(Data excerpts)
>> start

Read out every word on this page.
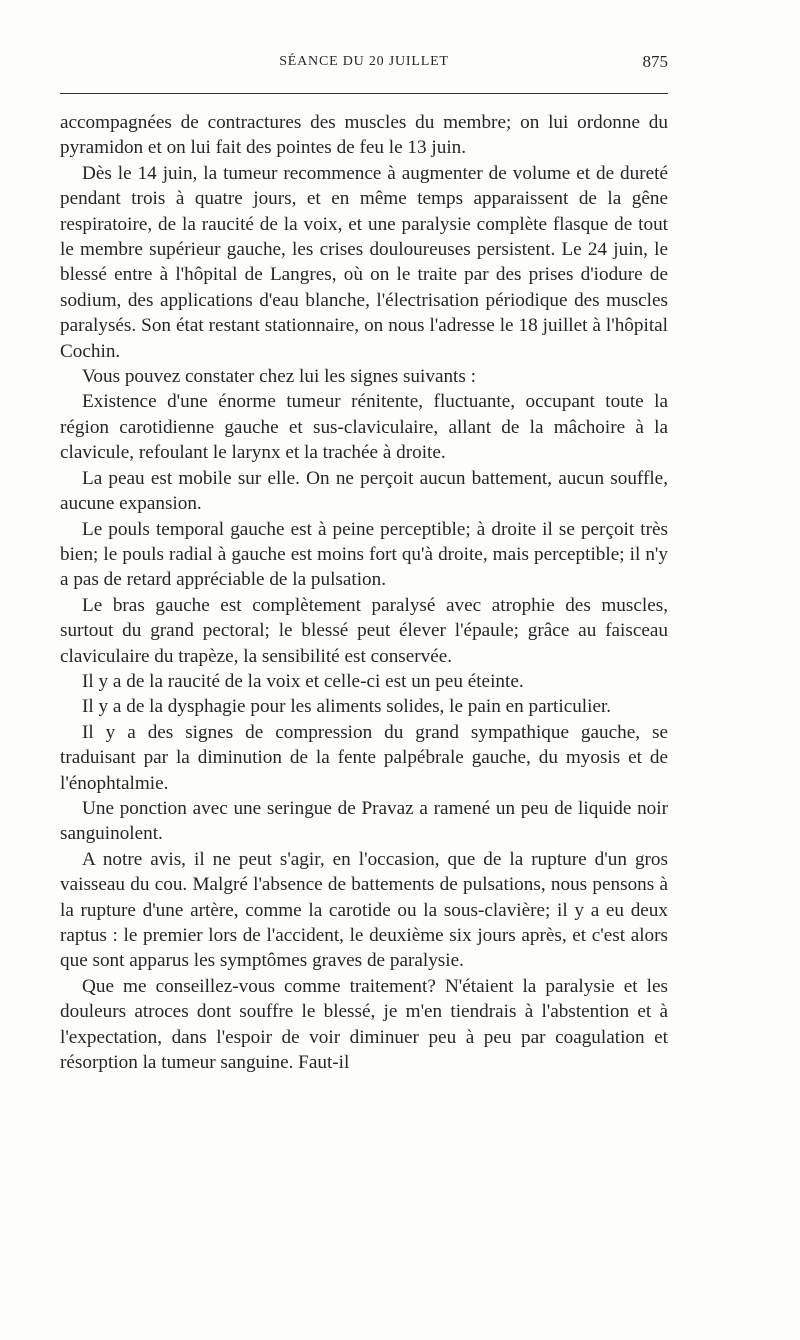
SÉANCE DU 20 JUILLET	875

accompagnées de contractures des muscles du membre; on lui ordonne du pyramidon et on lui fait des pointes de feu le 13 juin.

Dès le 14 juin, la tumeur recommence à augmenter de volume et de dureté pendant trois à quatre jours, et en même temps apparaissent de la gêne respiratoire, de la raucité de la voix, et une paralysie complète flasque de tout le membre supérieur gauche, les crises douloureuses persistent. Le 24 juin, le blessé entre à l'hôpital de Langres, où on le traite par des prises d'iodure de sodium, des applications d'eau blanche, l'électrisation périodique des muscles paralysés. Son état restant stationnaire, on nous l'adresse le 18 juillet à l'hôpital Cochin.

Vous pouvez constater chez lui les signes suivants :

Existence d'une énorme tumeur rénitente, fluctuante, occupant toute la région carotidienne gauche et sus-claviculaire, allant de la mâchoire à la clavicule, refoulant le larynx et la trachée à droite.

La peau est mobile sur elle. On ne perçoit aucun battement, aucun souffle, aucune expansion.

Le pouls temporal gauche est à peine perceptible; à droite il se perçoit très bien; le pouls radial à gauche est moins fort qu'à droite, mais perceptible; il n'y a pas de retard appréciable de la pulsation.

Le bras gauche est complètement paralysé avec atrophie des muscles, surtout du grand pectoral; le blessé peut élever l'épaule; grâce au faisceau claviculaire du trapèze, la sensibilité est conservée.

Il y a de la raucité de la voix et celle-ci est un peu éteinte.

Il y a de la dysphagie pour les aliments solides, le pain en particulier.

Il y a des signes de compression du grand sympathique gauche, se traduisant par la diminution de la fente palpébrale gauche, du myosis et de l'énophtalmie.

Une ponction avec une seringue de Pravaz a ramené un peu de liquide noir sanguinolent.

A notre avis, il ne peut s'agir, en l'occasion, que de la rupture d'un gros vaisseau du cou. Malgré l'absence de battements de pulsations, nous pensons à la rupture d'une artère, comme la carotide ou la sous-clavière; il y a eu deux raptus : le premier lors de l'accident, le deuxième six jours après, et c'est alors que sont apparus les symptômes graves de paralysie.

Que me conseillez-vous comme traitement? N'étaient la paralysie et les douleurs atroces dont souffre le blessé, je m'en tiendrais à l'abstention et à l'expectation, dans l'espoir de voir diminuer peu à peu par coagulation et résorption la tumeur sanguine. Faut-il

>> end

EXERCISE AIM
All entries must be written out again exactly as given, with no pictures in the copy.

FINAL ANSWER
Read out every word on this page.
SÉANCE DU 20 JUILLET	875

accompagnées de contractures des muscles du membre; on lui ordonne du pyramidon et on lui fait des pointes de feu le 13 juin.

Dès le 14 juin, la tumeur recommence à augmenter de volume et de dureté pendant trois à quatre jours, et en même temps apparaissent de la gêne respiratoire, de la raucité de la voix, et une paralysie complète flasque de tout le membre supérieur gauche, les crises douloureuses persistent. Le 24 juin, le blessé entre à l'hôpital de Langres, où on le traite par des prises d'iodure de sodium, des applications d'eau blanche, l'électrisation périodique des muscles paralysés. Son état restant stationnaire, on nous l'adresse le 18 juillet à l'hôpital Cochin.

Vous pouvez constater chez lui les signes suivants :

Existence d'une énorme tumeur rénitente, fluctuante, occupant toute la région carotidienne gauche et sus-claviculaire, allant de la mâchoire à la clavicule, refoulant le larynx et la trachée à droite.

La peau est mobile sur elle. On ne perçoit aucun battement, aucun souffle, aucune expansion.

Le pouls temporal gauche est à peine perceptible; à droite il se perçoit très bien; le pouls radial à gauche est moins fort qu'à droite, mais perceptible; il n'y a pas de retard appréciable de la pulsation.

Le bras gauche est complètement paralysé avec atrophie des muscles, surtout du grand pectoral; le blessé peut élever l'épaule; grâce au faisceau claviculaire du trapèze, la sensibilité est conservée.

Il y a de la raucité de la voix et celle-ci est un peu éteinte.

Il y a de la dysphagie pour les aliments solides, le pain en particulier.

Il y a des signes de compression du grand sympathique gauche, se traduisant par la diminution de la fente palpébrale gauche, du myosis et de l'énophtalmie.

Une ponction avec une seringue de Pravaz a ramené un peu de liquide noir sanguinolent.

A notre avis, il ne peut s'agir, en l'occasion, que de la rupture d'un gros vaisseau du cou. Malgré l'absence de battements de pulsations, nous pensons à la rupture d'une artère, comme la carotide ou la sous-clavière; il y a eu deux raptus : le premier lors de l'accident, le deuxième six jours après, et c'est alors que sont apparus les symptômes graves de paralysie.

Que me conseillez-vous comme traitement? N'étaient la paralysie et les douleurs atroces dont souffre le blessé, je m'en tiendrais à l'abstention et à l'expectation, dans l'espoir de voir diminuer peu à peu par coagulation et résorption la tumeur sanguine. Faut-il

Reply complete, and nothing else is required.